_EXERCISE REQUIREMENTS_
Nothing in the records may be left out or altered; reproduce them all exactly.

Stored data
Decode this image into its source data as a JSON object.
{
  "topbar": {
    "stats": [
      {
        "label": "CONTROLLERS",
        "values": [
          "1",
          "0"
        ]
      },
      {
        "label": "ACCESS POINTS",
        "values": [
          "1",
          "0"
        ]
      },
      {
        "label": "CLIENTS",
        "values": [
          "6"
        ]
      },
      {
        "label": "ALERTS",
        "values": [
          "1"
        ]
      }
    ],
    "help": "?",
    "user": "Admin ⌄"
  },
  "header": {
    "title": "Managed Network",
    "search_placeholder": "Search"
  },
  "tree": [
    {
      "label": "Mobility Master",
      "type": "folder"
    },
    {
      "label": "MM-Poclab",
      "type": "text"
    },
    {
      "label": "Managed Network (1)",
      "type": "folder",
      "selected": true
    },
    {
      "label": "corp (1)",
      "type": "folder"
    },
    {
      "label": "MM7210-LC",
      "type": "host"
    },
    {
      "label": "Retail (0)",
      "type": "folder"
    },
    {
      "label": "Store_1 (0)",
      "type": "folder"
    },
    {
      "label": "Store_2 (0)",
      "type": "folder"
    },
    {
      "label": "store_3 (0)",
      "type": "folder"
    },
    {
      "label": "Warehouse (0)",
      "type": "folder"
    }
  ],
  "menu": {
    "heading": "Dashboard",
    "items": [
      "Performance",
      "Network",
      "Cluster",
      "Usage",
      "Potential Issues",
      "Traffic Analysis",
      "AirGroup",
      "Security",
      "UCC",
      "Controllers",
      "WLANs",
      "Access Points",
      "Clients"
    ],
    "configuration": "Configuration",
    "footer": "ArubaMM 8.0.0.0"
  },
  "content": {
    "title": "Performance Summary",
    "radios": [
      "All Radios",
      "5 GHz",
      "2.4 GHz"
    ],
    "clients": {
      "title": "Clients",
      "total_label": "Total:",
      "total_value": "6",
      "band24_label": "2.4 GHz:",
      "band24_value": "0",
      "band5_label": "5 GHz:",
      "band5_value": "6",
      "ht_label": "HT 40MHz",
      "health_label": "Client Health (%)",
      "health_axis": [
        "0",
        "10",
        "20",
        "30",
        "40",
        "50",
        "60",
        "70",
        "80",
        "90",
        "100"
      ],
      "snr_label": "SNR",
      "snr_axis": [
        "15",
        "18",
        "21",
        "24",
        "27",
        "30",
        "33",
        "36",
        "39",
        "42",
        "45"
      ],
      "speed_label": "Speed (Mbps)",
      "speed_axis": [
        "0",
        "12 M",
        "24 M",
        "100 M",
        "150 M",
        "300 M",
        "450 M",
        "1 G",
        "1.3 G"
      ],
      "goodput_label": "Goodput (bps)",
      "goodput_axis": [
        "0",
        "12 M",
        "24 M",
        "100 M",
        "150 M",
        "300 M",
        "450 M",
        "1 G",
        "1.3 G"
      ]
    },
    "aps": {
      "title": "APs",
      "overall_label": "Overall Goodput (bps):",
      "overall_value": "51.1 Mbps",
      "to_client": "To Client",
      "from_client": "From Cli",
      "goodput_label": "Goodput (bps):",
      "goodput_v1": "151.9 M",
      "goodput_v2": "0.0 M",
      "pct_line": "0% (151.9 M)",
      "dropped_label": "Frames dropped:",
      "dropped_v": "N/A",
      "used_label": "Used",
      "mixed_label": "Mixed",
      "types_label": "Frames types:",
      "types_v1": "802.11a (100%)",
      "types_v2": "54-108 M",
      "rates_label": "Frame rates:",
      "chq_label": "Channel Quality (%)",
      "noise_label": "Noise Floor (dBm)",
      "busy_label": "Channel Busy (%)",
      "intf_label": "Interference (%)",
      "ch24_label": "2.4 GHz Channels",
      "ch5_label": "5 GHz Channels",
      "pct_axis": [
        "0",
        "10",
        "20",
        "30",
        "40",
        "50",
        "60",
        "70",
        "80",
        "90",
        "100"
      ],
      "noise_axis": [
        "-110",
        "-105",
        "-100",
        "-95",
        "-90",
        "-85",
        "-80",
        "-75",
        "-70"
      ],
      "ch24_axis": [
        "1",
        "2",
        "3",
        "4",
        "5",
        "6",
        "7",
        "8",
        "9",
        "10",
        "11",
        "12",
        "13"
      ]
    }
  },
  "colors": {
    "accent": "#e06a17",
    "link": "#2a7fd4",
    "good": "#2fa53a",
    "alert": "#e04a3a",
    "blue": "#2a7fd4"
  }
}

_REPLY TO THE TASK_
Decode this image into its source data as a JSON object.
{
  "topbar": {
    "stats": [
      {
        "label": "CONTROLLERS",
        "values": [
          "1",
          "0"
        ]
      },
      {
        "label": "ACCESS POINTS",
        "values": [
          "1",
          "0"
        ]
      },
      {
        "label": "CLIENTS",
        "values": [
          "6"
        ]
      },
      {
        "label": "ALERTS",
        "values": [
          "1"
        ]
      }
    ],
    "help": "?",
    "user": "Admin ⌄"
  },
  "header": {
    "title": "Managed Network",
    "search_placeholder": "Search"
  },
  "tree": [
    {
      "label": "Mobility Master",
      "type": "folder"
    },
    {
      "label": "MM-Poclab",
      "type": "text"
    },
    {
      "label": "Managed Network (1)",
      "type": "folder",
      "selected": true
    },
    {
      "label": "corp (1)",
      "type": "folder"
    },
    {
      "label": "MM7210-LC",
      "type": "host"
    },
    {
      "label": "Retail (0)",
      "type": "folder"
    },
    {
      "label": "Store_1 (0)",
      "type": "folder"
    },
    {
      "label": "Store_2 (0)",
      "type": "folder"
    },
    {
      "label": "store_3 (0)",
      "type": "folder"
    },
    {
      "label": "Warehouse (0)",
      "type": "folder"
    }
  ],
  "menu": {
    "heading": "Dashboard",
    "items": [
      "Performance",
      "Network",
      "Cluster",
      "Usage",
      "Potential Issues",
      "Traffic Analysis",
      "AirGroup",
      "Security",
      "UCC",
      "Controllers",
      "WLANs",
      "Access Points",
      "Clients"
    ],
    "configuration": "Configuration",
    "footer": "ArubaMM 8.0.0.0"
  },
  "content": {
    "title": "Performance Summary",
    "radios": [
      "All Radios",
      "5 GHz",
      "2.4 GHz"
    ],
    "clients": {
      "title": "Clients",
      "total_label": "Total:",
      "total_value": "6",
      "band24_label": "2.4 GHz:",
      "band24_value": "0",
      "band5_label": "5 GHz:",
      "band5_value": "6",
      "ht_label": "HT 40MHz",
      "health_label": "Client Health (%)",
      "health_axis": [
        "0",
        "10",
        "20",
        "30",
        "40",
        "50",
        "60",
        "70",
        "80",
        "90",
        "100"
      ],
      "snr_label": "SNR",
      "snr_axis": [
        "15",
        "18",
        "21",
        "24",
        "27",
        "30",
        "33",
        "36",
        "39",
        "42",
        "45"
      ],
      "speed_label": "Speed (Mbps)",
      "speed_axis": [
        "0",
        "12 M",
        "24 M",
        "100 M",
        "150 M",
        "300 M",
        "450 M",
        "1 G",
        "1.3 G"
      ],
      "goodput_label": "Goodput (bps)",
      "goodput_axis": [
        "0",
        "12 M",
        "24 M",
        "100 M",
        "150 M",
        "300 M",
        "450 M",
        "1 G",
        "1.3 G"
      ]
    },
    "aps": {
      "title": "APs",
      "overall_label": "Overall Goodput (bps):",
      "overall_value": "51.1 Mbps",
      "to_client": "To Client",
      "from_client": "From Cli",
      "goodput_label": "Goodput (bps):",
      "goodput_v1": "151.9 M",
      "goodput_v2": "0.0 M",
      "pct_line": "0% (151.9 M)",
      "dropped_label": "Frames dropped:",
      "dropped_v": "N/A",
      "used_label": "Used",
      "mixed_label": "Mixed",
      "types_label": "Frames types:",
      "types_v1": "802.11a (100%)",
      "types_v2": "54-108 M",
      "rates_label": "Frame rates:",
      "chq_label": "Channel Quality (%)",
      "noise_label": "Noise Floor (dBm)",
      "busy_label": "Channel Busy (%)",
      "intf_label": "Interference (%)",
      "ch24_label": "2.4 GHz Channels",
      "ch5_label": "5 GHz Channels",
      "pct_axis": [
        "0",
        "10",
        "20",
        "30",
        "40",
        "50",
        "60",
        "70",
        "80",
        "90",
        "100"
      ],
      "noise_axis": [
        "-110",
        "-105",
        "-100",
        "-95",
        "-90",
        "-85",
        "-80",
        "-75",
        "-70"
      ],
      "ch24_axis": [
        "1",
        "2",
        "3",
        "4",
        "5",
        "6",
        "7",
        "8",
        "9",
        "10",
        "11",
        "12",
        "13"
      ]
    }
  },
  "colors": {
    "accent": "#e06a17",
    "link": "#2a7fd4",
    "good": "#2fa53a",
    "alert": "#e04a3a",
    "blue": "#2a7fd4"
  }
}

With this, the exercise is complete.